> _LIST OF TASKS_
1. In the People's Grocery post, how much do West Oakland residents pay for a grub box?
2. Write a continuation of the People's Grocery post, starting after its last sentence.

People’s Grocery is a West Oakland-based organization working towards food justice with local residents. “Healthy food for everyone!” is one of their slogans.  they run a number of urban farms, a grocery coop, and a weekly delivery of “grub boxes” – fresh produce that they’ve grown and some from local growers.  their “grub box” system resembles a community supported agriculture structure with an important twist: instead of community members paying upwards of $400 at the beginning of the season like a regular CSA (this payment gets them access to a share of the harvest, picked up throughout the season), People’s Grocery structures it so that the farmers actually support the community.  low-income folks rarely have the kind of up-front money that regular CSAs require so instead, People’s Grocery asks community members to pay as they go – $12 for west oakland residents who can then pick up veggies and fruits the next week. since people’s grocery focuses on west oakland and its residents, there is a distinction made for those wanting to get a grub box but who don’t live in west oakland: they can pay $24 per week and in effect sponsor multiple community members IN west oakland. i have a pretty great interview with Max, (THANK YOU MAX) who has been runnin the Cal Hotel urban garden for a year, but youtube isn’t liking it right now so i’ll try to post it soon! in it he talks about the organization and how urban farming fits into the larger frame of environmental racism etc.

> _DATA EXTRACT_
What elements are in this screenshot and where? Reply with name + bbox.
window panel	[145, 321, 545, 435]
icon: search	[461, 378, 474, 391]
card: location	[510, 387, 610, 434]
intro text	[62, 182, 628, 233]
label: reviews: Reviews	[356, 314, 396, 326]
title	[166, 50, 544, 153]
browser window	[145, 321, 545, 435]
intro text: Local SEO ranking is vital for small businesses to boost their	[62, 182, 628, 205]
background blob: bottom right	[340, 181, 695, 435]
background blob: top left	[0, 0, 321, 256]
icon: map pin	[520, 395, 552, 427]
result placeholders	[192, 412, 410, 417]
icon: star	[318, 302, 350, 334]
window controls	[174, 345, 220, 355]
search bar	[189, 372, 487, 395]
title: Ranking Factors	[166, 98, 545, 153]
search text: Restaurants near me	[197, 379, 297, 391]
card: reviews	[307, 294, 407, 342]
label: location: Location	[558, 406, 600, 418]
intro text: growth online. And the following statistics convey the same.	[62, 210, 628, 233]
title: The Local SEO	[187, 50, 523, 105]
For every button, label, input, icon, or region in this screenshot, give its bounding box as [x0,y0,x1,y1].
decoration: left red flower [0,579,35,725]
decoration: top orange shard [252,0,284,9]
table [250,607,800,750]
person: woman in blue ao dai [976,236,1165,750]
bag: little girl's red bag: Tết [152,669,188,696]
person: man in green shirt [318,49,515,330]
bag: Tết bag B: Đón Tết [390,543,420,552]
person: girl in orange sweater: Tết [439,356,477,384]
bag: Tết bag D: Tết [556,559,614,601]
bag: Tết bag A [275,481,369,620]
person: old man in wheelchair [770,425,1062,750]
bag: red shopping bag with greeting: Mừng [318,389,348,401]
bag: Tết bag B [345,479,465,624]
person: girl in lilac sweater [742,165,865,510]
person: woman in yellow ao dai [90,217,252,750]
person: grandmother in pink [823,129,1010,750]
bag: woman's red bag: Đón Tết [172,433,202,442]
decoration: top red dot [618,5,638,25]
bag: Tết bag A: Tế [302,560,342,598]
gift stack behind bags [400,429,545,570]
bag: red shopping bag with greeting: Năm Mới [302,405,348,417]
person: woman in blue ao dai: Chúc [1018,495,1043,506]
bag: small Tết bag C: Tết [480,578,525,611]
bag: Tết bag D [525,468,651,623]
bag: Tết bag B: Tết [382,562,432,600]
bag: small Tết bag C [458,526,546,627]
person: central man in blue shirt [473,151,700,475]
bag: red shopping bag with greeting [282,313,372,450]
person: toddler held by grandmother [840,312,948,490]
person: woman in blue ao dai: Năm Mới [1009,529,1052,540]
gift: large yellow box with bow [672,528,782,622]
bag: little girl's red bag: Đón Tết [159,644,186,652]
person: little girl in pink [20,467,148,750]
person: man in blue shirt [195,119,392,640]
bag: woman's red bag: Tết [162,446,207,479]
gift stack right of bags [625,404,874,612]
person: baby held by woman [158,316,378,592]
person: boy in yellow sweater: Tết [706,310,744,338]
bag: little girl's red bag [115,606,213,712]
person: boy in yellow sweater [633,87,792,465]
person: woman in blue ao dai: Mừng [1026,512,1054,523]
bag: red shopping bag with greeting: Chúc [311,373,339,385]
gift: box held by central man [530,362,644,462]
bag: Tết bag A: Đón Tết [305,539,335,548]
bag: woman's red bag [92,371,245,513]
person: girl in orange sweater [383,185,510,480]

> _EXERCISE RESULTS_
1. $12

2.
at one of the sites, the California hotel, the space has become quite the incredible bio-intensive urban farm. in the past, the California hotel was one of very few in the oakland area that served politicians, artists, and professionals of color. a stunning list of people have stayed in that building.  eventually it became a single room occupancy place where folks are staying long term in just one room. residents have been involved in every stage of the urban farm. people’s grocery is currently able to provide stipends to cal hotel residents who work there. Last summer when i worked at it there were several raised beds, a green house, and a lot of grass and weeds. we were working hard to put in new beds, clear a path, and generally clean up. NOW, its really quite different. they’ve got worms doing vermicomposting (black gold!!), a number of chickens, lasagna style gardening ON PAVEMENT, and way more area under cultivation. truly fucking beautiful.

this summer, regretfully, i was only able to spend a little time with PG. seriously considering a longer term commitment maybe next summer where i would be immersed in urban farming practices and collaborative, community efforts. this summer i was at the cal hotel while a mural was in progress (i’ll try to post an interview with the artists soon) and i’m still curious how it turned out. murals and gardens. beautiful ways to reclaim spaces for the sake of health, art, growth, and creativity. good luck to Marcelo Montalvo, an awesome guy workin on a masters on food justice issues! we worked together last summer and ran into eachother this summer at the US Social Forum. yay for movement building spaces!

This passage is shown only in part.